* The problem *
Extract the records below word for word and ignore the images.
— Start of Records for processing —
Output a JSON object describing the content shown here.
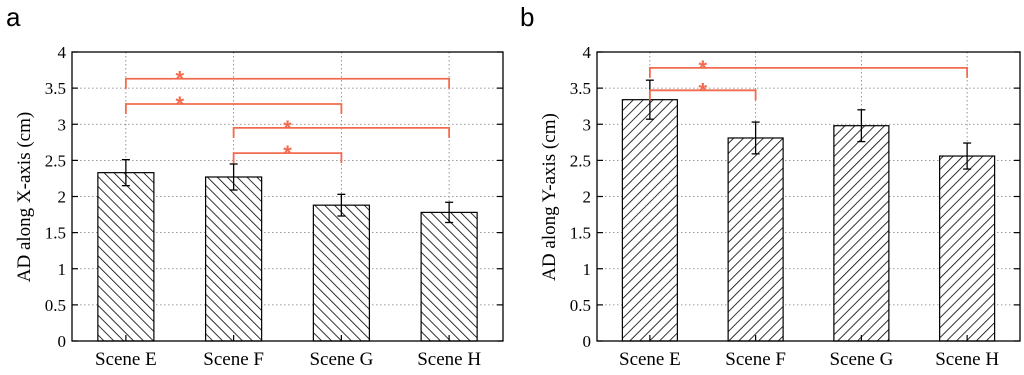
{
  "figure": {
    "colors": {
      "significance": "#f26b4f",
      "bar_fill": "#ffffff",
      "bar_hatch": "#000000",
      "grid": "#7a7a7a"
    }
  },
  "chart_data": [
    {
      "panel_label": "a",
      "type": "bar",
      "categories": [
        "Scene E",
        "Scene F",
        "Scene G",
        "Scene H"
      ],
      "values": [
        2.33,
        2.27,
        1.88,
        1.78
      ],
      "error": [
        0.18,
        0.18,
        0.15,
        0.14
      ],
      "ylabel": "AD  along X-axis  (cm)",
      "xlabel": "",
      "ylim": [
        0,
        4
      ],
      "yticks": [
        0,
        0.5,
        1,
        1.5,
        2,
        2.5,
        3,
        3.5,
        4
      ],
      "ytick_labels": [
        "0",
        "0.5",
        "1",
        "1.5",
        "2",
        "2.5",
        "3",
        "3.5",
        "4"
      ],
      "grid": true,
      "hatch": "backslash",
      "significance": [
        {
          "from": 0,
          "to": 3,
          "y": 3.63,
          "label": "*"
        },
        {
          "from": 0,
          "to": 2,
          "y": 3.28,
          "label": "*"
        },
        {
          "from": 1,
          "to": 3,
          "y": 2.95,
          "label": "*"
        },
        {
          "from": 1,
          "to": 2,
          "y": 2.6,
          "label": "*"
        }
      ]
    },
    {
      "panel_label": "b",
      "type": "bar",
      "categories": [
        "Scene E",
        "Scene F",
        "Scene G",
        "Scene H"
      ],
      "values": [
        3.34,
        2.81,
        2.98,
        2.56
      ],
      "error": [
        0.27,
        0.22,
        0.22,
        0.18
      ],
      "ylabel": "AD  along Y-axis  (cm)",
      "xlabel": "",
      "ylim": [
        0,
        4
      ],
      "yticks": [
        0,
        0.5,
        1,
        1.5,
        2,
        2.5,
        3,
        3.5,
        4
      ],
      "ytick_labels": [
        "0",
        "0.5",
        "1",
        "1.5",
        "2",
        "2.5",
        "3",
        "3.5",
        "4"
      ],
      "grid": true,
      "hatch": "slash",
      "significance": [
        {
          "from": 0,
          "to": 3,
          "y": 3.78,
          "label": "*"
        },
        {
          "from": 0,
          "to": 1,
          "y": 3.47,
          "label": "*"
        }
      ]
    }
  ]
}
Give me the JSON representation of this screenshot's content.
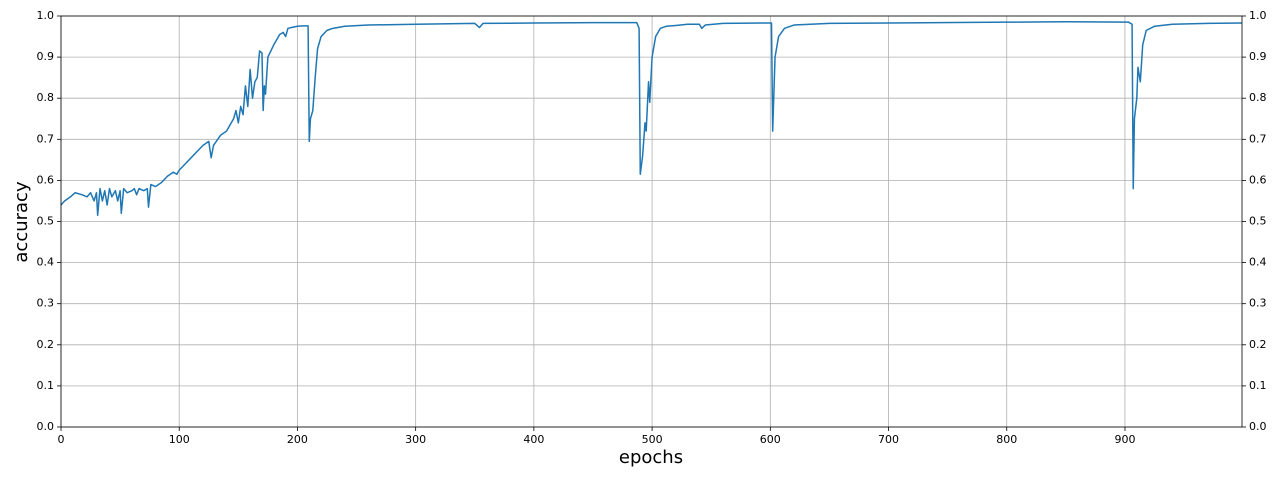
— End of Records for processing —
* Complete response *
Output a JSON object describing the content shown here.
{
  "figure": {
    "colors": {
      "significance": "#f26b4f",
      "bar_fill": "#ffffff",
      "bar_hatch": "#000000",
      "grid": "#7a7a7a"
    }
  },
  "chart_data": [
    {
      "panel_label": "a",
      "type": "bar",
      "categories": [
        "Scene E",
        "Scene F",
        "Scene G",
        "Scene H"
      ],
      "values": [
        2.33,
        2.27,
        1.88,
        1.78
      ],
      "error": [
        0.18,
        0.18,
        0.15,
        0.14
      ],
      "ylabel": "AD  along X-axis  (cm)",
      "xlabel": "",
      "ylim": [
        0,
        4
      ],
      "yticks": [
        0,
        0.5,
        1,
        1.5,
        2,
        2.5,
        3,
        3.5,
        4
      ],
      "ytick_labels": [
        "0",
        "0.5",
        "1",
        "1.5",
        "2",
        "2.5",
        "3",
        "3.5",
        "4"
      ],
      "grid": true,
      "hatch": "backslash",
      "significance": [
        {
          "from": 0,
          "to": 3,
          "y": 3.63,
          "label": "*"
        },
        {
          "from": 0,
          "to": 2,
          "y": 3.28,
          "label": "*"
        },
        {
          "from": 1,
          "to": 3,
          "y": 2.95,
          "label": "*"
        },
        {
          "from": 1,
          "to": 2,
          "y": 2.6,
          "label": "*"
        }
      ]
    },
    {
      "panel_label": "b",
      "type": "bar",
      "categories": [
        "Scene E",
        "Scene F",
        "Scene G",
        "Scene H"
      ],
      "values": [
        3.34,
        2.81,
        2.98,
        2.56
      ],
      "error": [
        0.27,
        0.22,
        0.22,
        0.18
      ],
      "ylabel": "AD  along Y-axis  (cm)",
      "xlabel": "",
      "ylim": [
        0,
        4
      ],
      "yticks": [
        0,
        0.5,
        1,
        1.5,
        2,
        2.5,
        3,
        3.5,
        4
      ],
      "ytick_labels": [
        "0",
        "0.5",
        "1",
        "1.5",
        "2",
        "2.5",
        "3",
        "3.5",
        "4"
      ],
      "grid": true,
      "hatch": "slash",
      "significance": [
        {
          "from": 0,
          "to": 3,
          "y": 3.78,
          "label": "*"
        },
        {
          "from": 0,
          "to": 1,
          "y": 3.47,
          "label": "*"
        }
      ]
    }
  ]
}
Give me the JSON representation of this screenshot's content.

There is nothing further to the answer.